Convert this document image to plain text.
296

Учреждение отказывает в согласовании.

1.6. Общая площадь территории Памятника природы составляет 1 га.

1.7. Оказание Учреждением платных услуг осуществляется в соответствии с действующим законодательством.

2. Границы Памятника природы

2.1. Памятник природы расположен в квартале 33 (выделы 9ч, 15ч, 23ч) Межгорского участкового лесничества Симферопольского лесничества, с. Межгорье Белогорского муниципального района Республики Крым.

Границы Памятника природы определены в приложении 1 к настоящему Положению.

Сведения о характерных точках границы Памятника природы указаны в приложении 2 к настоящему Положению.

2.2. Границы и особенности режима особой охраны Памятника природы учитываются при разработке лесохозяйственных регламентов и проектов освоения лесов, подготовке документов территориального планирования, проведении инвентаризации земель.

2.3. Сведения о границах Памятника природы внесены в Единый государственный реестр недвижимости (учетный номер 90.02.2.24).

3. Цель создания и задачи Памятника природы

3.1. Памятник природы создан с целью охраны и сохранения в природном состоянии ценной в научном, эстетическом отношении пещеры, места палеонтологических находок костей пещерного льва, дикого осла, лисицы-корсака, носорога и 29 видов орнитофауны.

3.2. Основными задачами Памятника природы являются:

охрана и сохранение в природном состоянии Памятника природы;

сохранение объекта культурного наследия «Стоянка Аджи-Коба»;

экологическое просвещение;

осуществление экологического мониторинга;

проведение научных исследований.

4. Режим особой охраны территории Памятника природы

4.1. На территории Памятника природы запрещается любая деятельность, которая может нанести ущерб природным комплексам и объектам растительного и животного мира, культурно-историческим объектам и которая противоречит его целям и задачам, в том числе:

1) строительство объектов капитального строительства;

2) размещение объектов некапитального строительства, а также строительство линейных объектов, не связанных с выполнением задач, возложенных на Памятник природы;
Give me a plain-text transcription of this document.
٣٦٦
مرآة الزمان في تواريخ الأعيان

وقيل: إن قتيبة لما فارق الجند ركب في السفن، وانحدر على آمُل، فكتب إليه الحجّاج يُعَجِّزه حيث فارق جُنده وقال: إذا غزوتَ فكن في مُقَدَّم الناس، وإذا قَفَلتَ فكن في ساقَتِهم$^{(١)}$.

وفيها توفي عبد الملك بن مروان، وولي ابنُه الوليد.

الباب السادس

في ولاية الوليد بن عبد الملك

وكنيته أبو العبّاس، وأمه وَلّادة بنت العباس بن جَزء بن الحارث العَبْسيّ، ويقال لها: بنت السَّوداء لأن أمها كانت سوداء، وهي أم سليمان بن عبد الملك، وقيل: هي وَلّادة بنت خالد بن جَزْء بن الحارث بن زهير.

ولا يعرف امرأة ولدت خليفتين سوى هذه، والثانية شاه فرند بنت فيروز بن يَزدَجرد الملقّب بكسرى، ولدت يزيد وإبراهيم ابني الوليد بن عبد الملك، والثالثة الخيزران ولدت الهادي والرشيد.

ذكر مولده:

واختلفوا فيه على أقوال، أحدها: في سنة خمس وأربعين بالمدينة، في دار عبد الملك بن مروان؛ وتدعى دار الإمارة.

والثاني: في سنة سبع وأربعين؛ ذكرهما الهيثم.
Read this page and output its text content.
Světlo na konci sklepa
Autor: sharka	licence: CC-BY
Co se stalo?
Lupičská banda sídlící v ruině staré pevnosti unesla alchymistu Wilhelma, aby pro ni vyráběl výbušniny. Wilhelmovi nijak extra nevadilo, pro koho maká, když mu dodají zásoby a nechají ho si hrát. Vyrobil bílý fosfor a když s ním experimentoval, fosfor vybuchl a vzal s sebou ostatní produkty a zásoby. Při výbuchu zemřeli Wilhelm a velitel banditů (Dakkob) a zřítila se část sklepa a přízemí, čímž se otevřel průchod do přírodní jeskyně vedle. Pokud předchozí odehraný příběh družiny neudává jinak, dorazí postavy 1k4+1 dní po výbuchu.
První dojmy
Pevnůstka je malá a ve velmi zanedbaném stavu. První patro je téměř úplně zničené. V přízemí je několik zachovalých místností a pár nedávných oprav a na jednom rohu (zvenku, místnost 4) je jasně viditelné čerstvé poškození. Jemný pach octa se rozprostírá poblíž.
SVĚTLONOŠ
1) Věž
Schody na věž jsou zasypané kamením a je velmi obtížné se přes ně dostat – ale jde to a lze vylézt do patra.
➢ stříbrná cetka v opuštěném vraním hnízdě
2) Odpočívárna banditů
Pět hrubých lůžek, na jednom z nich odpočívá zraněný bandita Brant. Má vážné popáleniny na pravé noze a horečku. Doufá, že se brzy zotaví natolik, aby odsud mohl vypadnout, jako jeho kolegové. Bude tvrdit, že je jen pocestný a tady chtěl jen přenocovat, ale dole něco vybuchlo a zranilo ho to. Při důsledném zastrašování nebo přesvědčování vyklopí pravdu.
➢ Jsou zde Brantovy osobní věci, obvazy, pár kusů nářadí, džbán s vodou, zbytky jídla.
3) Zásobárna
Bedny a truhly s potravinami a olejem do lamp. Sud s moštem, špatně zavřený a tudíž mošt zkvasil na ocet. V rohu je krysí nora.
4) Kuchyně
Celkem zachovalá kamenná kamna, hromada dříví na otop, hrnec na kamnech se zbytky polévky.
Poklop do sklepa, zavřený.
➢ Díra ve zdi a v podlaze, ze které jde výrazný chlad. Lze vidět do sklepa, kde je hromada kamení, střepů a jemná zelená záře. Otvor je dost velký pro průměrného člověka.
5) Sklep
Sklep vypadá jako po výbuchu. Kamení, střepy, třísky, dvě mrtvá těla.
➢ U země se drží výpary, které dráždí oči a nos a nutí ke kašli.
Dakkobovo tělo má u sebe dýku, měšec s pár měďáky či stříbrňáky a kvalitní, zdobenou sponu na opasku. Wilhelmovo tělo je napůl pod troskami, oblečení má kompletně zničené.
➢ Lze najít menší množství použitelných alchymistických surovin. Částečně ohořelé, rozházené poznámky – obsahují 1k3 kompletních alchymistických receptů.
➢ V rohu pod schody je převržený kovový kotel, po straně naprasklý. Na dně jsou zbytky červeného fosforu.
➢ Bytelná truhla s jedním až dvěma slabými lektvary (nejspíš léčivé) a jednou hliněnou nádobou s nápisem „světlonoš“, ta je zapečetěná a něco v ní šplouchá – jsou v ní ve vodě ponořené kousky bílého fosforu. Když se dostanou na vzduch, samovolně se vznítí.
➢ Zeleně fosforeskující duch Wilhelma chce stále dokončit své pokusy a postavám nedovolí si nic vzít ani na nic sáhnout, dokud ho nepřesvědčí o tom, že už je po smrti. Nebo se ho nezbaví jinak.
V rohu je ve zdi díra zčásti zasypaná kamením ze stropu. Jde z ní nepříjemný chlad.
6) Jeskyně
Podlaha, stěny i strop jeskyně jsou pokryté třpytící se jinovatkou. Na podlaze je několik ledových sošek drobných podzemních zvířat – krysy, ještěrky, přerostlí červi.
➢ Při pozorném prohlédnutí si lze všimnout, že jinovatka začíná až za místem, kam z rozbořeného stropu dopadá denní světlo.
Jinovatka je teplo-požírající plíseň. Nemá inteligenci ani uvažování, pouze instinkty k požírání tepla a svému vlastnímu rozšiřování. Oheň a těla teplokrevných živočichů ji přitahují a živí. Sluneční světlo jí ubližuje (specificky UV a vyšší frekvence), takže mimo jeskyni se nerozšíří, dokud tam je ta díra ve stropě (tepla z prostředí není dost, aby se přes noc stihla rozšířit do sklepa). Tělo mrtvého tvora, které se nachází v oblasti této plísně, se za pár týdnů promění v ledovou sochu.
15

• [Task statement] Using the records above, pull out each line where the word "وقيل" occurs.

• [Exercise solution]
وقيل: إن قتيبة لما فارق الجند ركب في السفن، وانحدر على آمُل، فكتب إليه الحجّاج يُعَجِّزه حيث فارق جُنده وقال: إذا غزوتَ فكن في مُقَدَّم الناس، وإذا قَفَلتَ فكن في ساقَتِهم$^{(١)}$.
وكنيته أبو العبّاس، وأمه وَلّادة بنت العباس بن جَزء بن الحارث العَبْسيّ، ويقال لها: بنت السَّوداء لأن أمها كانت سوداء، وهي أم سليمان بن عبد الملك، وقيل: هي وَلّادة بنت خالد بن جَزْء بن الحارث بن زهير.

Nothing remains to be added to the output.